### PROBLEM DETAILS
Filter the entries that follow, copying every line in which the word "ersten" appears.

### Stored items
.....

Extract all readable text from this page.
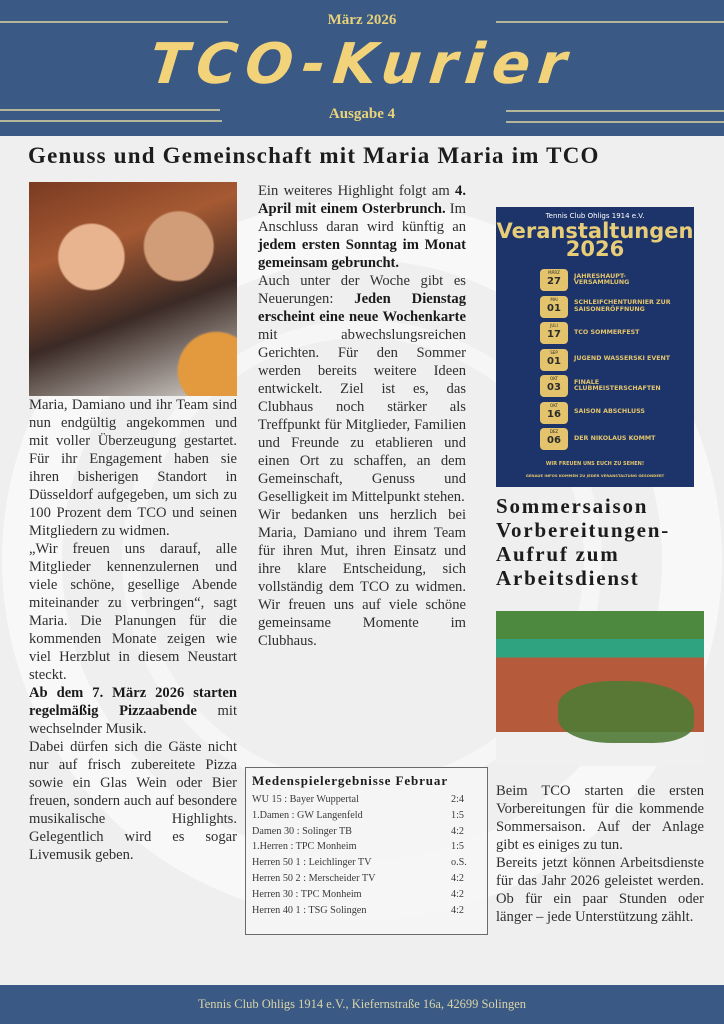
März 2026
TCO-Kurier
Ausgabe 4
Genuss und Gemeinschaft mit Maria Maria im TCO

Maria, Damiano und ihr Team sind nun endgültig angekommen und mit voller Überzeugung gestartet. Für ihr Engagement haben sie ihren bisherigen Standort in Düsseldorf aufgegeben, um sich zu 100 Prozent dem TCO und seinen Mitgliedern zu widmen.

„Wir freuen uns darauf, alle Mitglieder kennenzulernen und viele schöne, gesellige Abende miteinander zu verbringen“, sagt Maria. Die Planungen für die kommenden Monate zeigen wie viel Herzblut in diesem Neustart steckt.

Ab dem 7. März 2026 starten regelmäßig Pizzaabende mit wechselnder Musik.

Dabei dürfen sich die Gäste nicht nur auf frisch zubereitete Pizza sowie ein Glas Wein oder Bier freuen, sondern auch auf besondere musikalische Highlights. Gelegentlich wird es sogar Livemusik geben.

Ein weiteres Highlight folgt am 4. April mit einem Osterbrunch. Im Anschluss daran wird künftig an jedem ersten Sonntag im Monat gemeinsam gebruncht.

Auch unter der Woche gibt es Neuerungen: Jeden Dienstag erscheint eine neue Wochenkarte mit abwechslungsreichen Gerichten. Für den Sommer werden bereits weitere Ideen entwickelt. Ziel ist es, das Clubhaus noch stärker als Treffpunkt für Mitglieder, Familien und Freunde zu etablieren und einen Ort zu schaffen, an dem Gemeinschaft, Genuss und Geselligkeit im Mittelpunkt stehen.

Wir bedanken uns herzlich bei Maria, Damiano und ihrem Team für ihren Mut, ihren Einsatz und ihre klare Entscheidung, sich vollständig dem TCO zu widmen. Wir freuen uns auf viele schöne gemeinsame Momente im Clubhaus.

Tennis Club Ohligs 1914 e.V.
Veranstaltungen
2026
MÄRZ
27	JAHRESHAUPT-VERSAMMLUNG
MAI
01	SCHLEIFCHENTURNIER ZUR SAISONERÖFFNUNG
JULI
17	TCO SOMMERFEST
SEP
01	JUGEND WASSERSKI EVENT
OKT
03	FINALE CLUBMEISTERSCHAFTEN
OKT
16	SAISON ABSCHLUSS
DEZ
06	DER NIKOLAUS KOMMT
WIR FREUEN UNS EUCH ZU SEHEN!
GENAUE INFOS KOMMEN ZU JEDER VERANSTALTUNG GESONDERT
Sommersaison Vorbereitungen-Aufruf zum Arbeitsdienst

Beim TCO starten die ersten Vorbereitungen für die kommende Sommersaison. Auf der Anlage gibt es einiges zu tun.

Bereits jetzt können Arbeitsdienste für das Jahr 2026 geleistet werden. Ob für ein paar Stunden oder länger – jede Unterstützung zählt.

Medenspielergebnisse Februar
WU 15 : Bayer Wuppertal	2:4
1.Damen : GW Langenfeld	1:5
Damen 30 : Solinger TB	4:2
1.Herren : TPC Monheim	1:5
Herren 50 1 : Leichlinger TV	o.S.
Herren 50 2 : Merscheider TV	4:2
Herren 30 : TPC Monheim	4:2
Herren 40 1 : TSG Solingen	4:2
Tennis Club Ohligs 1914 e.V., Kiefernstraße 16a, 42699 Solingen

.....

### COMPLETE ANSWER
Ein weiteres Highlight folgt am 4. April mit einem Osterbrunch. Im Anschluss daran wird künftig an jedem ersten Sonntag im Monat gemeinsam gebruncht.
Beim TCO starten die ersten Vorbereitungen für die kommende Sommersaison. Auf der Anlage gibt es einiges zu tun.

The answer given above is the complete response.